**PROBLEM TO WORK ON:** Find every line below that contains the word "ylabel" and copy it out.

**DATASET EXCERPTS:**
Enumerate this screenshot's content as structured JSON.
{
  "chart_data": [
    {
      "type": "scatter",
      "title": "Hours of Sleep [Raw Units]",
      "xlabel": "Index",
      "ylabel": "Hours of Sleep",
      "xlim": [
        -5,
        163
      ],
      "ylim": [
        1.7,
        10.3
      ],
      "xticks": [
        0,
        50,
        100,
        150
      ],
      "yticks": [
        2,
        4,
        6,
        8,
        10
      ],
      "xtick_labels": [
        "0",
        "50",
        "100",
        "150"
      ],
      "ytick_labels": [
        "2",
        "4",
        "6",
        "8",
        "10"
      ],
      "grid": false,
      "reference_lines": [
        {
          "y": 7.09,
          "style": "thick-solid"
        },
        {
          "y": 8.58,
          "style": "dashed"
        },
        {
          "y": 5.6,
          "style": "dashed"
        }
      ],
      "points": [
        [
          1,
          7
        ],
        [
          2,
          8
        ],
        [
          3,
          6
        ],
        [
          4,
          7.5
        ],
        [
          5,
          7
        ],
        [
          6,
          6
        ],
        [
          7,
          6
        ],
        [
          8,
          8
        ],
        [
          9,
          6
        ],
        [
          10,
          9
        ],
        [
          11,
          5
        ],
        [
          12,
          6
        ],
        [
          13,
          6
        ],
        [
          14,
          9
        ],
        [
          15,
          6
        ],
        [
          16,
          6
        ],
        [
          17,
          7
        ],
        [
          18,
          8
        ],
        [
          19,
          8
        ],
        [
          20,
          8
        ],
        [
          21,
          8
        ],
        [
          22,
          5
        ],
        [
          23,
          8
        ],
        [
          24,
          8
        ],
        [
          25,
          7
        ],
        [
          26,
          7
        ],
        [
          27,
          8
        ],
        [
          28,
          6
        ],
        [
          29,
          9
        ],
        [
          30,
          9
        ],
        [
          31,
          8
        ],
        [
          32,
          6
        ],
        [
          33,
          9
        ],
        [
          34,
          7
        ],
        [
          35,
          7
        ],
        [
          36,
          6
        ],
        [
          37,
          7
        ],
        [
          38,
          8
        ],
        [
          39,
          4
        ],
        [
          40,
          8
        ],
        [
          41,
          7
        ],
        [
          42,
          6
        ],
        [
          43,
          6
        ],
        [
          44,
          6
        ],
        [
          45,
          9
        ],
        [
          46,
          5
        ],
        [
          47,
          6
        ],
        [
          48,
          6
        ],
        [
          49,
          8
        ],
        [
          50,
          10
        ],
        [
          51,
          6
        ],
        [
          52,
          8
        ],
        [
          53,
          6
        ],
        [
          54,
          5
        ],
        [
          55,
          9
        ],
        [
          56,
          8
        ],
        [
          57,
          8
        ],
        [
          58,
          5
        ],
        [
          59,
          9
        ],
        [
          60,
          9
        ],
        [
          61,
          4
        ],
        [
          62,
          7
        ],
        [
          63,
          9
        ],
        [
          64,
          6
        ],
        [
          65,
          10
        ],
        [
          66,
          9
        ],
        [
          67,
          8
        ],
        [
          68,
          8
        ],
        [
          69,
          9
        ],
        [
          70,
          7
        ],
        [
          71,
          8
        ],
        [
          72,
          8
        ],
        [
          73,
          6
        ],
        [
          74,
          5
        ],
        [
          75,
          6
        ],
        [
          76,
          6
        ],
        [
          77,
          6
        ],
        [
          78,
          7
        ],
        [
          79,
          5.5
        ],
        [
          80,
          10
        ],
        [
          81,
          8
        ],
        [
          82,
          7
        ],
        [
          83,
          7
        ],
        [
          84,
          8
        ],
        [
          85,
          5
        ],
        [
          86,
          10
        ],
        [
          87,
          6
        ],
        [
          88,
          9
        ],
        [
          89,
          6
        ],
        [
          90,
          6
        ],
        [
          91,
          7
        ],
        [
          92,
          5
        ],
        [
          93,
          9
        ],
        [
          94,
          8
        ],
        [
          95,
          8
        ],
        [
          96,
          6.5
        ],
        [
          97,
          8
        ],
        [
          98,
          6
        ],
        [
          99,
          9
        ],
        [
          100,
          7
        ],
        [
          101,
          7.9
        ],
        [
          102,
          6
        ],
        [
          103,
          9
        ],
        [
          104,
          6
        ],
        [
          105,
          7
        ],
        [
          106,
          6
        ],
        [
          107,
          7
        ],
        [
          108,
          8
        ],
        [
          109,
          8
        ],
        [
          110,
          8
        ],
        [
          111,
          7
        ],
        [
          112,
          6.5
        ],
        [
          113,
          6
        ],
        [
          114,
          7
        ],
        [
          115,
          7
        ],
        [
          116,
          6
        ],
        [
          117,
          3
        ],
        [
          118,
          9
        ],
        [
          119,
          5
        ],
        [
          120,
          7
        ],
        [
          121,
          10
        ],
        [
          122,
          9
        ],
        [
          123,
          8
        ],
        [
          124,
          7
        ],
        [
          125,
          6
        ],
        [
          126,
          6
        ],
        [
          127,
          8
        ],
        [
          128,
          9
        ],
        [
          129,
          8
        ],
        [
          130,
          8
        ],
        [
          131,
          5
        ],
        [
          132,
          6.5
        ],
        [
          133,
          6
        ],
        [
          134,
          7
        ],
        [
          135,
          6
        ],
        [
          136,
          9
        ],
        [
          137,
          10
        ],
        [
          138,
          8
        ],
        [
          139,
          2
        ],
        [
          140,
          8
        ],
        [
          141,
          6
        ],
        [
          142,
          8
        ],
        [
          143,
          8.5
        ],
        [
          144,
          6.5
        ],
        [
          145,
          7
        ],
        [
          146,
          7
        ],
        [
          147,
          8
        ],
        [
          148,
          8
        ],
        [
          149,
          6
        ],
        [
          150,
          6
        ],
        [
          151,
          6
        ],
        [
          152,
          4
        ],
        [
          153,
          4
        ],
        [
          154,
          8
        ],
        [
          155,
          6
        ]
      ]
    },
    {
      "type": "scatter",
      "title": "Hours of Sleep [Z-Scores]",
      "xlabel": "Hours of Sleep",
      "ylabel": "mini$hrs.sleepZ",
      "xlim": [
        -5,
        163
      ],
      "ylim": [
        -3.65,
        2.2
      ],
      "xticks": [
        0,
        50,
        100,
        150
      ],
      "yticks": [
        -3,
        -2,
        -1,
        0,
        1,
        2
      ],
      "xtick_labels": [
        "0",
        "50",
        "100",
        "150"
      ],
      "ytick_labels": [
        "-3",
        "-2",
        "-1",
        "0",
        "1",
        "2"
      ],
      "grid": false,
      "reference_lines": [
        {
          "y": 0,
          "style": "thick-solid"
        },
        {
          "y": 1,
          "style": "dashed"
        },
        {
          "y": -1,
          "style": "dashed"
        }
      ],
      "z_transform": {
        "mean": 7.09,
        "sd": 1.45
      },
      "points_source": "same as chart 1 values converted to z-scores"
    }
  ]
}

**WRITTEN SOLUTION:**
      "ylabel": "Hours of Sleep",
      "ylabel": "mini$hrs.sleepZ",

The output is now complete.